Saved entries
● ● ● ● ●

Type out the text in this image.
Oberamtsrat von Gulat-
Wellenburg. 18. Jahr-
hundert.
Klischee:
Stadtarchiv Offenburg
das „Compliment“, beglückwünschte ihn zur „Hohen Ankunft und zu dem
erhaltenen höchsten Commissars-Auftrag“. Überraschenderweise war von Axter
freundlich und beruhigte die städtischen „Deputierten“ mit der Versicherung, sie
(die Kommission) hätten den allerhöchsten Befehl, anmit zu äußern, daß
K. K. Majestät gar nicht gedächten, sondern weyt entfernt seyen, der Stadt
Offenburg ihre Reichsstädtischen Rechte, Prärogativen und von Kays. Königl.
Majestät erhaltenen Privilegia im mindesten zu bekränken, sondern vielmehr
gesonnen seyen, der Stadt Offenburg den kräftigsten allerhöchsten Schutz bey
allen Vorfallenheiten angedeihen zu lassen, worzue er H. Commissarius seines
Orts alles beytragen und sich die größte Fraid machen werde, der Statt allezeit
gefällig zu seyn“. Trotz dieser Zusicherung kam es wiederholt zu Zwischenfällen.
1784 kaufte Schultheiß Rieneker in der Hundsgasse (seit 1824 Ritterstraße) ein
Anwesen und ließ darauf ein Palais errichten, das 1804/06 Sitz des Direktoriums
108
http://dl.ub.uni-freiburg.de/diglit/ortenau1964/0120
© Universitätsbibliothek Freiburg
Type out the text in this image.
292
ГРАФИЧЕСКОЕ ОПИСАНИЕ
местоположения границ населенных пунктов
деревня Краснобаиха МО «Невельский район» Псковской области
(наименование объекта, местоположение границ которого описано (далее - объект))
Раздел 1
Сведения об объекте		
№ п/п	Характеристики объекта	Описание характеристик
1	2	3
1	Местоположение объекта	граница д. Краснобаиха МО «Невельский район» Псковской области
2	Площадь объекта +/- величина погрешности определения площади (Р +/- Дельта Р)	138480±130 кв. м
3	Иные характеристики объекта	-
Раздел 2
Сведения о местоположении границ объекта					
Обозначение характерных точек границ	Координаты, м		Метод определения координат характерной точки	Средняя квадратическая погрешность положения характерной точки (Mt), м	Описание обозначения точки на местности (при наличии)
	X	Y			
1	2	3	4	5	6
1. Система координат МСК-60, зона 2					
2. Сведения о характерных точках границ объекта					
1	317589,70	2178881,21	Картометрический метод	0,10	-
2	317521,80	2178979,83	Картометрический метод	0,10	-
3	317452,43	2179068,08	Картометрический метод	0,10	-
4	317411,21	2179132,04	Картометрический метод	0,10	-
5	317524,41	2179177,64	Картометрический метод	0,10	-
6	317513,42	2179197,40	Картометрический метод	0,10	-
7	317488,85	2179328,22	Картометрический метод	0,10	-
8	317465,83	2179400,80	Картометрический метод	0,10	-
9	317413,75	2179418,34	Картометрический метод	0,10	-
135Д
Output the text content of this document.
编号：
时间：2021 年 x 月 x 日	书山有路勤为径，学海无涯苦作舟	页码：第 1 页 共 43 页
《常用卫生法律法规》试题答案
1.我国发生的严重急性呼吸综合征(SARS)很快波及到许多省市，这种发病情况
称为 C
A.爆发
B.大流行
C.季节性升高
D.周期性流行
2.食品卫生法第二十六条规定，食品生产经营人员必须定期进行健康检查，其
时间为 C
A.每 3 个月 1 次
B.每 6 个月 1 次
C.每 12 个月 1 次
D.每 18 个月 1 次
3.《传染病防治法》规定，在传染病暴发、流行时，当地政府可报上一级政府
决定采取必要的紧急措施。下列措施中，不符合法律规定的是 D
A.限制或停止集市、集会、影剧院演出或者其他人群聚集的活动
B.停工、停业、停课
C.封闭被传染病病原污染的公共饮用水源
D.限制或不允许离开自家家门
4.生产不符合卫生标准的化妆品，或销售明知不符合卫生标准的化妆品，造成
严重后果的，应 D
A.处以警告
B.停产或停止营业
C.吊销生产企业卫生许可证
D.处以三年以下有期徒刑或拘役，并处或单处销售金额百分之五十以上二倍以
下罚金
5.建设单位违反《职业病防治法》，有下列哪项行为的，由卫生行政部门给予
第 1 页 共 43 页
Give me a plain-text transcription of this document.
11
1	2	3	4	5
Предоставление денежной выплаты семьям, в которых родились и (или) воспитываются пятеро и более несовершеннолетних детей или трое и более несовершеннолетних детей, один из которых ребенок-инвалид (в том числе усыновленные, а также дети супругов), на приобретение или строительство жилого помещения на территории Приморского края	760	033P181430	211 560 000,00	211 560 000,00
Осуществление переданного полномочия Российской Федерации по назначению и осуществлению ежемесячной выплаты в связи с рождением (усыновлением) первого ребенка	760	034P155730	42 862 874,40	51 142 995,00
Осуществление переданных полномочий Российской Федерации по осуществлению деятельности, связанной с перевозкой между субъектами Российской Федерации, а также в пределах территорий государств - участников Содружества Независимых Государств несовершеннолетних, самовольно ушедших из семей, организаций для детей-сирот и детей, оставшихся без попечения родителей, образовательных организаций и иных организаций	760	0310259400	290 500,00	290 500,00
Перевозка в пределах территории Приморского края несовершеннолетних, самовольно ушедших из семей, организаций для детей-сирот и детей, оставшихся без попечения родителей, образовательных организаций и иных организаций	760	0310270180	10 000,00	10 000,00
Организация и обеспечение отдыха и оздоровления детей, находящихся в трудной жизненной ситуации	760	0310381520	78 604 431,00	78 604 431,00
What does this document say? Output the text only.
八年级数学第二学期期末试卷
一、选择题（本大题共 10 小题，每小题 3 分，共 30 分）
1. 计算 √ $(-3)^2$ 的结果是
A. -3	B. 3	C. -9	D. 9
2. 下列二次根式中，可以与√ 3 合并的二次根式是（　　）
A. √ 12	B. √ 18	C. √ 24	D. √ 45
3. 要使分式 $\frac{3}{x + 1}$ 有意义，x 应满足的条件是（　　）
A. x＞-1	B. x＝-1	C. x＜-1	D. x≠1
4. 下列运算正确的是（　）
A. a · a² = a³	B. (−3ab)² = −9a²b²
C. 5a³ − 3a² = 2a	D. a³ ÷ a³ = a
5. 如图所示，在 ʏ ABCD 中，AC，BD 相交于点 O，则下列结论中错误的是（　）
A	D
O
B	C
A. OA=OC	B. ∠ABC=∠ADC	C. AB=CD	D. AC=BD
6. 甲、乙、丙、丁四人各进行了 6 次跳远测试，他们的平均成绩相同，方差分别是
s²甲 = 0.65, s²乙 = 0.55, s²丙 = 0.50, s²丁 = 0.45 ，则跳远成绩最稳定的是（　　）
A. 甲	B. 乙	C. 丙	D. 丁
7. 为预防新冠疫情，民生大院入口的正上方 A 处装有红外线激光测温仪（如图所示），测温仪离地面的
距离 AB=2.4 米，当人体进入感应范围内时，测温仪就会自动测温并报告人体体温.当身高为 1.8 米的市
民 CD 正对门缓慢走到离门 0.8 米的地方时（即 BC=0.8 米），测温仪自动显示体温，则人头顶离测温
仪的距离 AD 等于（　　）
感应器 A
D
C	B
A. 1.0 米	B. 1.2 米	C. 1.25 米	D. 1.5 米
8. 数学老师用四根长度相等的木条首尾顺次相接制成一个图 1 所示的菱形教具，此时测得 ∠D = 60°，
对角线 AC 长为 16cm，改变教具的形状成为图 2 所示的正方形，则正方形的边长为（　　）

● ● ● ● ●

▶ _Given instruction_:
The lines to collect are those holding the string "Российской"; copy them all.

▶ _Task answer_:
Осуществление переданного полномочия Российской Федерации по назначению и осуществлению ежемесячной выплаты в связи с рождением (усыновлением) первого ребенка	760	034P155730	42 862 874,40	51 142 995,00
Осуществление переданных полномочий Российской Федерации по осуществлению деятельности, связанной с перевозкой между субъектами Российской Федерации, а также в пределах территорий государств - участников Содружества Независимых Государств несовершеннолетних, самовольно ушедших из семей, организаций для детей-сирот и детей, оставшихся без попечения родителей, образовательных организаций и иных организаций	760	0310259400	290 500,00	290 500,00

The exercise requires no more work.